▸ EXERCISE DETAILS
Rewrite every line of the items below as a numbered list, and leave out any blank lines.

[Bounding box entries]
— begin —
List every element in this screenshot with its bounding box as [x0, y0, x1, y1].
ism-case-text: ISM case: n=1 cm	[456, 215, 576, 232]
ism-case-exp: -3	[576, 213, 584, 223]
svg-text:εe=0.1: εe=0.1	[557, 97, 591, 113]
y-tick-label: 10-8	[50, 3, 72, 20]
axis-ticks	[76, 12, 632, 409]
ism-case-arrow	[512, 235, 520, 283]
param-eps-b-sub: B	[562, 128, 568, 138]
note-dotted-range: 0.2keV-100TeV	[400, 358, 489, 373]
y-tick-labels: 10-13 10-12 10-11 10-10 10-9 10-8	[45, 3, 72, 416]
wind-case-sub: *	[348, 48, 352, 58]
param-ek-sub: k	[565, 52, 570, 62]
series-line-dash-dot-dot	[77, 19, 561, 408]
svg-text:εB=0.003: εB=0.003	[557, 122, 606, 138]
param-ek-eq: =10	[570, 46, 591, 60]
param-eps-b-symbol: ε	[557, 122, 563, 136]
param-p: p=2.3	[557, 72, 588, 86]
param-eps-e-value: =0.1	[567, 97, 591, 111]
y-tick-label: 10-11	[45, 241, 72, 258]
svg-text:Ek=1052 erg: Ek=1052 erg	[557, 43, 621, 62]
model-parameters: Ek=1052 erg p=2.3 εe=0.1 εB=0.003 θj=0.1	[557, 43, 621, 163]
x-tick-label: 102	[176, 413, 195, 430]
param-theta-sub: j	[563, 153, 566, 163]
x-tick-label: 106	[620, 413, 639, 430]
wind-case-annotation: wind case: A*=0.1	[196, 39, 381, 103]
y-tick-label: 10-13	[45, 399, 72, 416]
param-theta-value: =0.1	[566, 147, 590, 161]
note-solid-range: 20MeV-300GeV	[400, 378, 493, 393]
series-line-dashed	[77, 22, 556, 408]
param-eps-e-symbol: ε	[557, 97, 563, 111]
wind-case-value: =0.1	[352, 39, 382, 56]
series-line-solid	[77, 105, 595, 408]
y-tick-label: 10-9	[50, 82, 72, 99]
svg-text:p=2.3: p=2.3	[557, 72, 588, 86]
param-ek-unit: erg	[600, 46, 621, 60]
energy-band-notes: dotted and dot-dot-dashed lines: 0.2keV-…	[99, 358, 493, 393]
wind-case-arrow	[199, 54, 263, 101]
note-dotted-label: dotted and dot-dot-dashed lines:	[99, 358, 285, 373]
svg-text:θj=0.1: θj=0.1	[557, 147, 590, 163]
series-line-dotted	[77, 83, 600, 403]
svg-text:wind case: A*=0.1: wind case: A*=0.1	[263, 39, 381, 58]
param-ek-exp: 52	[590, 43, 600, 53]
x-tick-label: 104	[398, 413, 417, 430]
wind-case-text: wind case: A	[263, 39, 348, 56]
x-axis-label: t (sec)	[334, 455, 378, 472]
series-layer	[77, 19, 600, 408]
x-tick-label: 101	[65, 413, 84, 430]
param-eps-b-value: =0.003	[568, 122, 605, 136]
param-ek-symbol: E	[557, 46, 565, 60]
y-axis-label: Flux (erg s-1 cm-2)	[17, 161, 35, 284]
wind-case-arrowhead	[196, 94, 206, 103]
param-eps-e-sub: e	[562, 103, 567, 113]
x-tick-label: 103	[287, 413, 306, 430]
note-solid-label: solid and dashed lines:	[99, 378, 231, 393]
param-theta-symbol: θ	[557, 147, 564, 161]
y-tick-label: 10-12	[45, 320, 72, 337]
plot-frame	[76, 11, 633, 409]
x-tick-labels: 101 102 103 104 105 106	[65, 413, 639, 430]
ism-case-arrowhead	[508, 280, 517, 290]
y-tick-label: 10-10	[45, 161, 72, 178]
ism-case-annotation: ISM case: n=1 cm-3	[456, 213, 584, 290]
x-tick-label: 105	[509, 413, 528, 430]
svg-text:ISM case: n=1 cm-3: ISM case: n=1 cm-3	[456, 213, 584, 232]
— end —
▸ FINISHED ANSWER
1. List every element in this screenshot with its bounding box as [x0, y0, x1, y1].
2. ism-case-text: ISM case: n=1 cm	[456, 215, 576, 232]
3. ism-case-exp: -3	[576, 213, 584, 223]
4. svg-text:εe=0.1: εe=0.1	[557, 97, 591, 113]
5. y-tick-label: 10-8	[50, 3, 72, 20]
6. axis-ticks	[76, 12, 632, 409]
7. ism-case-arrow	[512, 235, 520, 283]
8. param-eps-b-sub: B	[562, 128, 568, 138]
9. note-dotted-range: 0.2keV-100TeV	[400, 358, 489, 373]
10. y-tick-labels: 10-13 10-12 10-11 10-10 10-9 10-8	[45, 3, 72, 416]
11. wind-case-sub: *	[348, 48, 352, 58]
12. param-ek-sub: k	[565, 52, 570, 62]
13. series-line-dash-dot-dot	[77, 19, 561, 408]
14. svg-text:εB=0.003: εB=0.003	[557, 122, 606, 138]
15. param-ek-eq: =10	[570, 46, 591, 60]
16. param-eps-b-symbol: ε	[557, 122, 563, 136]
17. param-p: p=2.3	[557, 72, 588, 86]
18. param-eps-e-value: =0.1	[567, 97, 591, 111]
19. y-tick-label: 10-11	[45, 241, 72, 258]
20. svg-text:Ek=1052 erg: Ek=1052 erg	[557, 43, 621, 62]
21. model-parameters: Ek=1052 erg p=2.3 εe=0.1 εB=0.003 θj=0.1	[557, 43, 621, 163]
22. x-tick-label: 102	[176, 413, 195, 430]
23. param-theta-sub: j	[563, 153, 566, 163]
24. x-tick-label: 106	[620, 413, 639, 430]
25. wind-case-annotation: wind case: A*=0.1	[196, 39, 381, 103]
26. y-tick-label: 10-13	[45, 399, 72, 416]
27. param-theta-value: =0.1	[566, 147, 590, 161]
28. note-solid-range: 20MeV-300GeV	[400, 378, 493, 393]
29. series-line-dashed	[77, 22, 556, 408]
30. param-eps-e-symbol: ε	[557, 97, 563, 111]
31. wind-case-value: =0.1	[352, 39, 382, 56]
32. series-line-solid	[77, 105, 595, 408]
33. y-tick-label: 10-9	[50, 82, 72, 99]
34. svg-text:p=2.3: p=2.3	[557, 72, 588, 86]
35. param-ek-unit: erg	[600, 46, 621, 60]
36. energy-band-notes: dotted and dot-dot-dashed lines: 0.2keV-…	[99, 358, 493, 393]
37. wind-case-arrow	[199, 54, 263, 101]
38. note-dotted-label: dotted and dot-dot-dashed lines:	[99, 358, 285, 373]
39. svg-text:θj=0.1: θj=0.1	[557, 147, 590, 163]
40. series-line-dotted	[77, 83, 600, 403]
41. svg-text:wind case: A*=0.1: wind case: A*=0.1	[263, 39, 381, 58]
42. param-ek-exp: 52	[590, 43, 600, 53]
43. x-tick-label: 104	[398, 413, 417, 430]
44. wind-case-text: wind case: A	[263, 39, 348, 56]
45. x-axis-label: t (sec)	[334, 455, 378, 472]
46. series-layer	[77, 19, 600, 408]
47. x-tick-label: 101	[65, 413, 84, 430]
48. param-eps-b-value: =0.003	[568, 122, 605, 136]
49. param-ek-symbol: E	[557, 46, 565, 60]
50. y-axis-label: Flux (erg s-1 cm-2)	[17, 161, 35, 284]
51. wind-case-arrowhead	[196, 94, 206, 103]
52. param-eps-e-sub: e	[562, 103, 567, 113]
53. x-tick-label: 103	[287, 413, 306, 430]
54. note-solid-label: solid and dashed lines:	[99, 378, 231, 393]
55. param-theta-symbol: θ	[557, 147, 564, 161]
56. y-tick-label: 10-12	[45, 320, 72, 337]
57. plot-frame	[76, 11, 633, 409]
58. x-tick-labels: 101 102 103 104 105 106	[65, 413, 639, 430]
59. ism-case-arrowhead	[508, 280, 517, 290]
60. y-tick-label: 10-10	[45, 161, 72, 178]
61. ism-case-annotation: ISM case: n=1 cm-3	[456, 213, 584, 290]
62. x-tick-label: 105	[509, 413, 528, 430]
63. svg-text:ISM case: n=1 cm-3: ISM case: n=1 cm-3	[456, 213, 584, 232]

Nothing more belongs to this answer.